◆ WORK TO DO
Turn every line of the records below into a JSON list of strings, one string per line, leaving out blank lines.

####

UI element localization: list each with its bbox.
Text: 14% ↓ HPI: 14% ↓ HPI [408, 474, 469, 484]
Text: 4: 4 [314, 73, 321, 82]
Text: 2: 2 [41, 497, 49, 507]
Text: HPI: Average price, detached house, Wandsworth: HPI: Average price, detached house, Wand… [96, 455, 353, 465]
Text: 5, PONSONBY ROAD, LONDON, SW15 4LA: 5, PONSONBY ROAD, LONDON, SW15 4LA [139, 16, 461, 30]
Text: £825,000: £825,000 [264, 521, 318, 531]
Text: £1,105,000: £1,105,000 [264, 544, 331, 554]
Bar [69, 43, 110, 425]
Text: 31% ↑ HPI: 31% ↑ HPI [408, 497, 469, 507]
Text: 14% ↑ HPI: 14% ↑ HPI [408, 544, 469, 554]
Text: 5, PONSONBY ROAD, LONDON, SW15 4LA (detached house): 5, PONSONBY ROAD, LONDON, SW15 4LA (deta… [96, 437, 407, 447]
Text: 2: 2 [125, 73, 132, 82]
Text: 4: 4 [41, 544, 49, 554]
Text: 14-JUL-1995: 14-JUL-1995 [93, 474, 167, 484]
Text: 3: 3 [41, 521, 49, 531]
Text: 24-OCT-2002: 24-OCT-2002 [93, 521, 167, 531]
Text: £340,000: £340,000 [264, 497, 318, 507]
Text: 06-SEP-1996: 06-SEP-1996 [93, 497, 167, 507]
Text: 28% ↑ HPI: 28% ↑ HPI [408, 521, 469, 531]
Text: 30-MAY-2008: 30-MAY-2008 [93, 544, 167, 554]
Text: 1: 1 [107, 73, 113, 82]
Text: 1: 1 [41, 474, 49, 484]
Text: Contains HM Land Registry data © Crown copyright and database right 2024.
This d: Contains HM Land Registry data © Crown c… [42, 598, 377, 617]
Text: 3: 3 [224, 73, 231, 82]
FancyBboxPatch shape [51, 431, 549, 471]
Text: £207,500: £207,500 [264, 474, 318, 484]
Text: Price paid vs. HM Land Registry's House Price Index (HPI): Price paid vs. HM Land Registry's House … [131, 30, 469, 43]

####

◆ RESPONSE TO THIS TASK
[
  "UI element localization: list each with its bbox.",
  "Text: 14% ↓ HPI: 14% ↓ HPI [408, 474, 469, 484]",
  "Text: 4: 4 [314, 73, 321, 82]",
  "Text: 2: 2 [41, 497, 49, 507]",
  "Text: HPI: Average price, detached house, Wandsworth: HPI: Average price, detached house, Wand… [96, 455, 353, 465]",
  "Text: 5, PONSONBY ROAD, LONDON, SW15 4LA: 5, PONSONBY ROAD, LONDON, SW15 4LA [139, 16, 461, 30]",
  "Text: £825,000: £825,000 [264, 521, 318, 531]",
  "Text: £1,105,000: £1,105,000 [264, 544, 331, 554]",
  "Bar [69, 43, 110, 425]",
  "Text: 31% ↑ HPI: 31% ↑ HPI [408, 497, 469, 507]",
  "Text: 14% ↑ HPI: 14% ↑ HPI [408, 544, 469, 554]",
  "Text: 5, PONSONBY ROAD, LONDON, SW15 4LA (detached house): 5, PONSONBY ROAD, LONDON, SW15 4LA (deta… [96, 437, 407, 447]",
  "Text: 2: 2 [125, 73, 132, 82]",
  "Text: 4: 4 [41, 544, 49, 554]",
  "Text: 14-JUL-1995: 14-JUL-1995 [93, 474, 167, 484]",
  "Text: 3: 3 [41, 521, 49, 531]",
  "Text: 24-OCT-2002: 24-OCT-2002 [93, 521, 167, 531]",
  "Text: £340,000: £340,000 [264, 497, 318, 507]",
  "Text: 06-SEP-1996: 06-SEP-1996 [93, 497, 167, 507]",
  "Text: 28% ↑ HPI: 28% ↑ HPI [408, 521, 469, 531]",
  "Text: 30-MAY-2008: 30-MAY-2008 [93, 544, 167, 554]",
  "Text: 1: 1 [107, 73, 113, 82]",
  "Text: 1: 1 [41, 474, 49, 484]",
  "Text: Contains HM Land Registry data © Crown copyright and database right 2024.",
  "This d: Contains HM Land Registry data © Crown c… [42, 598, 377, 617]",
  "Text: 3: 3 [224, 73, 231, 82]",
  "FancyBboxPatch shape [51, 431, 549, 471]",
  "Text: £207,500: £207,500 [264, 474, 318, 484]",
  "Text: Price paid vs. HM Land Registry's House Price Index (HPI): Price paid vs. HM Land Registry's House … [131, 30, 469, 43]"
]